#### SUPPLIED DATA

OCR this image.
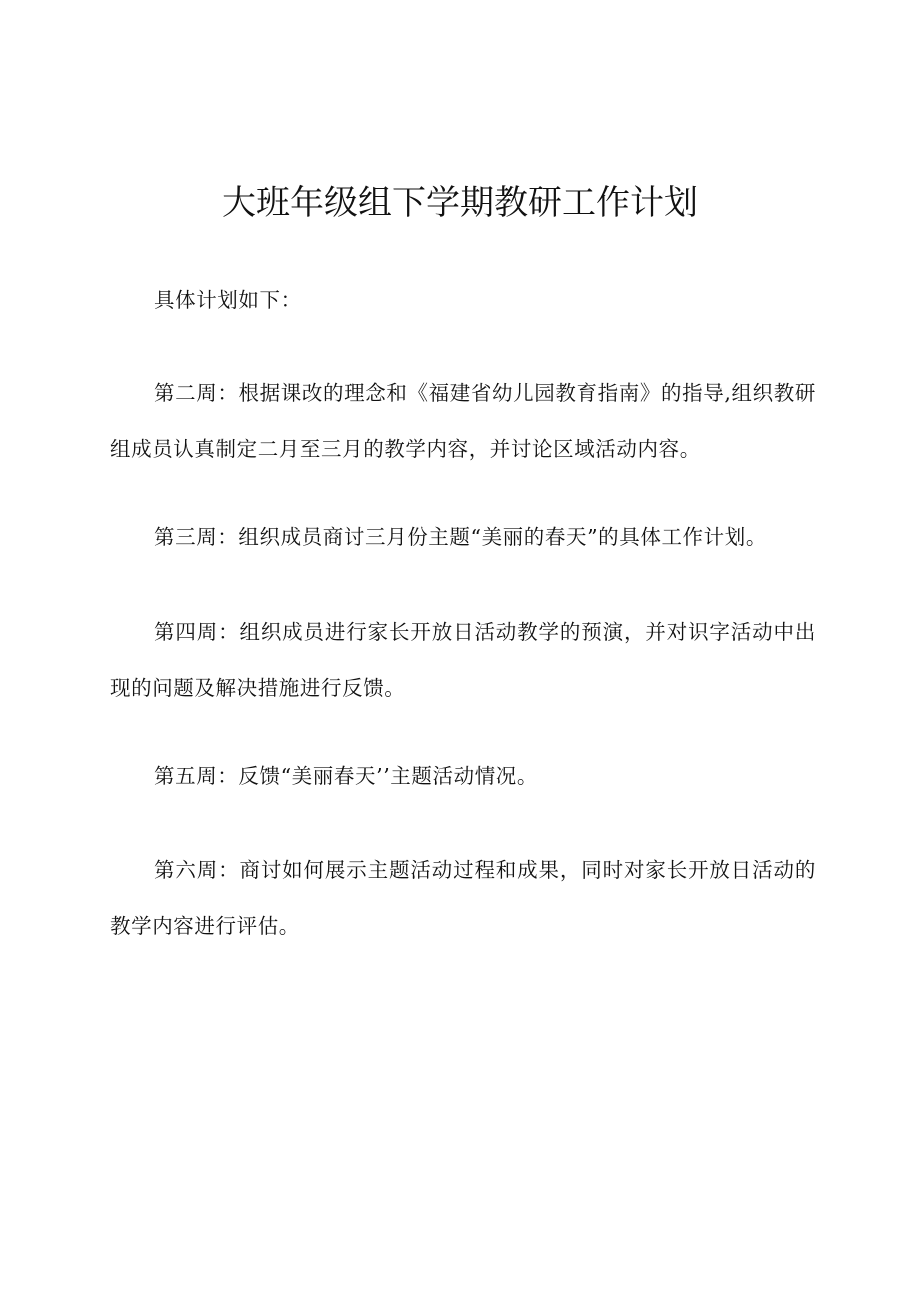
大班年级组下学期教研工作计划

具体计划如下：

第二周：根据课改的理念和《福建省幼儿园教育指南》的指导,组织教研组成员认真制定二月至三月的教学内容，并讨论区域活动内容。

第三周：组织成员商讨三月份主题“美丽的春天”的具体工作计划。

第四周：组织成员进行家长开放日活动教学的预演，并对识字活动中出现的问题及解决措施进行反馈。

第五周：反馈“美丽春天’’主题活动情况。

第六周：商讨如何展示主题活动过程和成果，同时对家长开放日活动的教学内容进行评估。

#### TASK INSTRUCTIONS
Any pictures should be dropped; transcribe the rest of the records above exactly.

#### CORRECT RESPONSE
OCR this image.
大班年级组下学期教研工作计划

具体计划如下：

第二周：根据课改的理念和《福建省幼儿园教育指南》的指导,组织教研组成员认真制定二月至三月的教学内容，并讨论区域活动内容。

第三周：组织成员商讨三月份主题“美丽的春天”的具体工作计划。

第四周：组织成员进行家长开放日活动教学的预演，并对识字活动中出现的问题及解决措施进行反馈。

第五周：反馈“美丽春天’’主题活动情况。

第六周：商讨如何展示主题活动过程和成果，同时对家长开放日活动的教学内容进行评估。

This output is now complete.